▸ Exercise instructions:
Gather all lines with "reconstructies" from the records.
▬▬▬
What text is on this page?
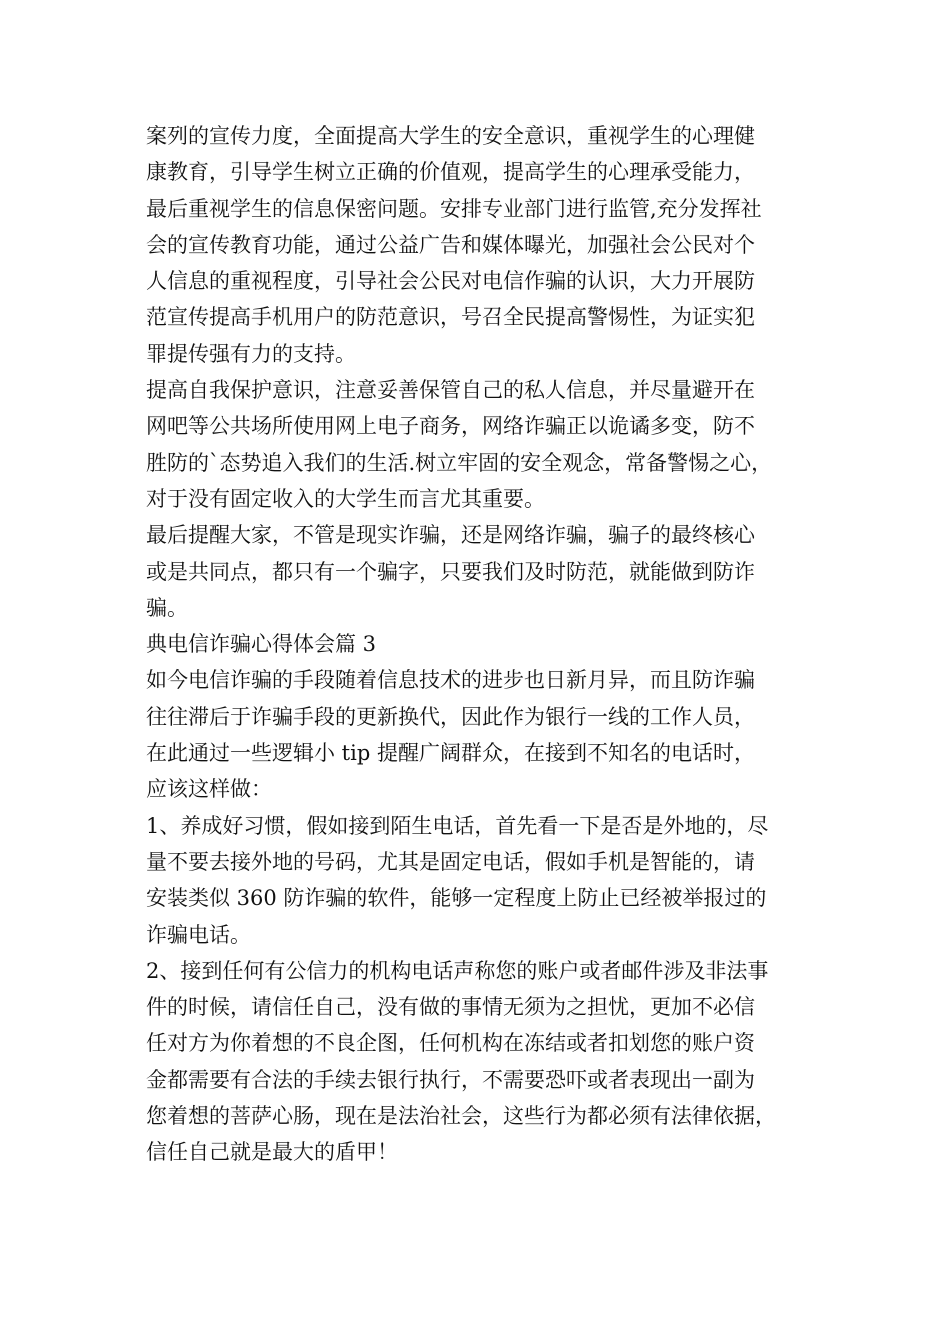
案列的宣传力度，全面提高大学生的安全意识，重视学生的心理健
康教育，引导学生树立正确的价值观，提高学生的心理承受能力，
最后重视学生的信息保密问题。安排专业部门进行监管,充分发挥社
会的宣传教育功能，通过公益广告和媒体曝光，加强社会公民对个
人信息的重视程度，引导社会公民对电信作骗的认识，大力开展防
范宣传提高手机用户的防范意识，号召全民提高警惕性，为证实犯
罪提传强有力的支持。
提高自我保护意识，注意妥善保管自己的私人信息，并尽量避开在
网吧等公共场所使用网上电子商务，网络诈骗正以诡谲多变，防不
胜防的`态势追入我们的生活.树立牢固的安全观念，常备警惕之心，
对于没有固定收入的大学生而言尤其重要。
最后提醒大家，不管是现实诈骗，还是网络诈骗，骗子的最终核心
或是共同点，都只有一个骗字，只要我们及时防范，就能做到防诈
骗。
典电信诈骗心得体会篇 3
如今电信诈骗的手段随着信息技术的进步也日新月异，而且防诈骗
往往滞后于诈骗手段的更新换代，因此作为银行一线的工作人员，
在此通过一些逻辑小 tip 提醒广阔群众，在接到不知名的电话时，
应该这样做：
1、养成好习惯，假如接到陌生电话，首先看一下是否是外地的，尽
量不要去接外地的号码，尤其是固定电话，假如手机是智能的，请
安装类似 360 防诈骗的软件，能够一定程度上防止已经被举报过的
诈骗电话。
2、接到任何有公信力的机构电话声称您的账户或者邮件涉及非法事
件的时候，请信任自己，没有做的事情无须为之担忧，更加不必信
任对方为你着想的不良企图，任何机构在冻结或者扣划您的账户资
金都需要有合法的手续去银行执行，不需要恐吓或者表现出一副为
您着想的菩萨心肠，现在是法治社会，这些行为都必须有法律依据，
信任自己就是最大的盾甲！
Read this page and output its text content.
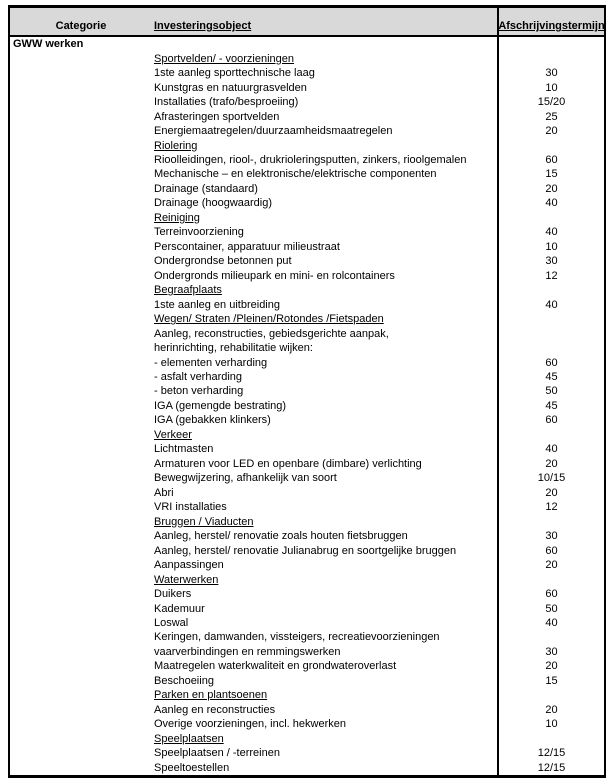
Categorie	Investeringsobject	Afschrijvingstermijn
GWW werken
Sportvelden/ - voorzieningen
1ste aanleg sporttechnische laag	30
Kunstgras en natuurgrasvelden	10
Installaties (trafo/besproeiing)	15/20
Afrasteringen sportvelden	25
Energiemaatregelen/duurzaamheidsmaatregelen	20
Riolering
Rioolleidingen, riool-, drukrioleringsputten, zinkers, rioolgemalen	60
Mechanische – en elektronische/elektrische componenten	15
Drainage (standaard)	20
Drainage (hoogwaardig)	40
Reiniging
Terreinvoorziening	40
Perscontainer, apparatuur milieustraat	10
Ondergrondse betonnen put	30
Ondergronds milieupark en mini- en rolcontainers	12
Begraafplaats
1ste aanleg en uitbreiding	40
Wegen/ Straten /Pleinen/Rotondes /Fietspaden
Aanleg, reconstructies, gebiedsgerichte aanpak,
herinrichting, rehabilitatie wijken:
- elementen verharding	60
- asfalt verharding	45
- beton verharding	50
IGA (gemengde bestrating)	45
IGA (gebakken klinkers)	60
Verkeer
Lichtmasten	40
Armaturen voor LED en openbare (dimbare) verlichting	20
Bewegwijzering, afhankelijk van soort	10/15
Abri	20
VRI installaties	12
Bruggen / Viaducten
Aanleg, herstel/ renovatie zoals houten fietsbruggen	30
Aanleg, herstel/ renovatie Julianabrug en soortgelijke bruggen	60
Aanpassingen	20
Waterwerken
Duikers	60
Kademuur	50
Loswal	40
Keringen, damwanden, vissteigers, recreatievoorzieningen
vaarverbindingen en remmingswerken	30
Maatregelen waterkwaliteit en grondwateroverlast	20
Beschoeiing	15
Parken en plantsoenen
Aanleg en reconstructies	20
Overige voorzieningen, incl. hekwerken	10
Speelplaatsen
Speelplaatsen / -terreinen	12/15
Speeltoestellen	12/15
▬▬▬
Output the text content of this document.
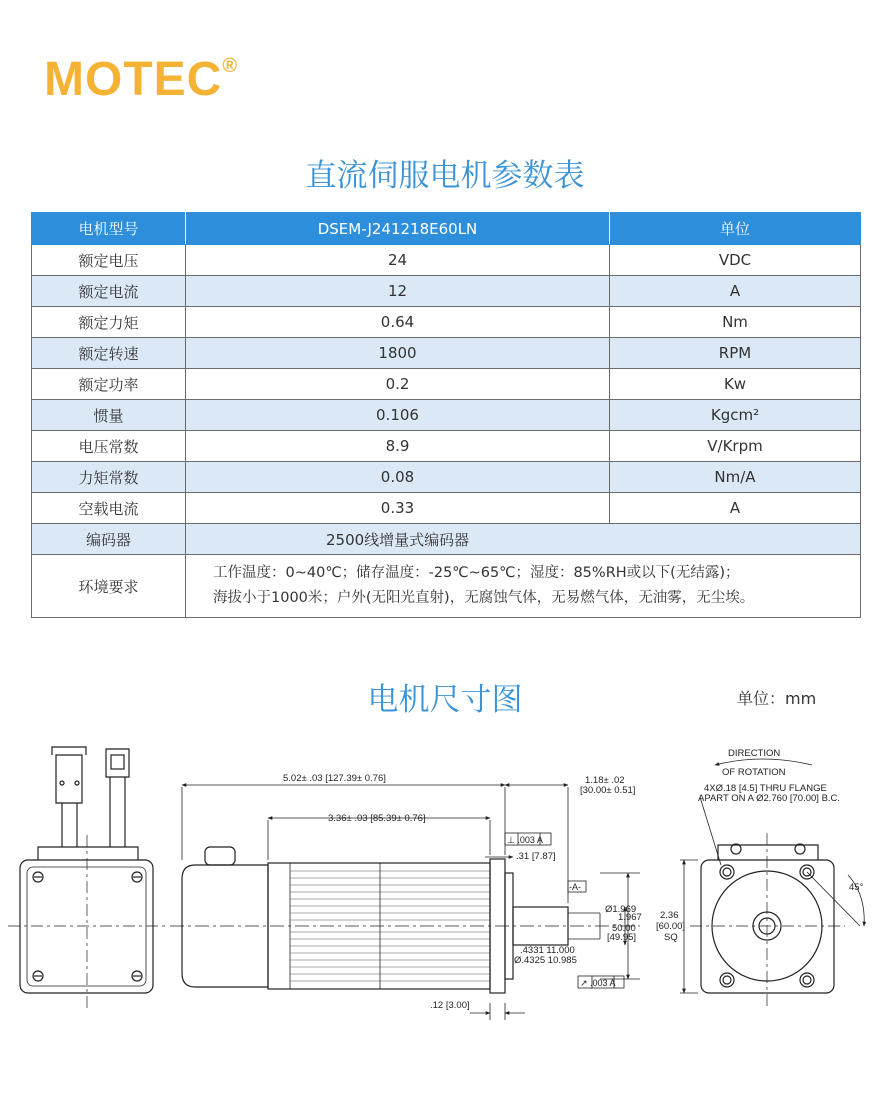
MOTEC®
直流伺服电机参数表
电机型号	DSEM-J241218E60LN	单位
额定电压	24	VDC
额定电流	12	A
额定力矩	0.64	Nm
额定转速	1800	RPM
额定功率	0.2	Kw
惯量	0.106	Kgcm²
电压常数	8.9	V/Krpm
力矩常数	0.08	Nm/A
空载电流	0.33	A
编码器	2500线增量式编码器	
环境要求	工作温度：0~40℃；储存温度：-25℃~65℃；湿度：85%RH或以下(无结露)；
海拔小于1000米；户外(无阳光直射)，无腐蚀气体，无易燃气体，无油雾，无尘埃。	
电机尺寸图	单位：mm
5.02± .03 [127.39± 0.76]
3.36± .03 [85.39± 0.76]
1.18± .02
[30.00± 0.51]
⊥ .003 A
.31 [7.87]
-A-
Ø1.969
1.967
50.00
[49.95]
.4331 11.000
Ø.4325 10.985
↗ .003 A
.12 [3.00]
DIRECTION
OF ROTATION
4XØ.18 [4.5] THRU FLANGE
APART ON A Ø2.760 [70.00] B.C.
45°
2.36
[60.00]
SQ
▬▬▬
▸ Solved exercise:
Aanleg, reconstructies, gebiedsgerichte aanpak,
Aanleg en reconstructies	20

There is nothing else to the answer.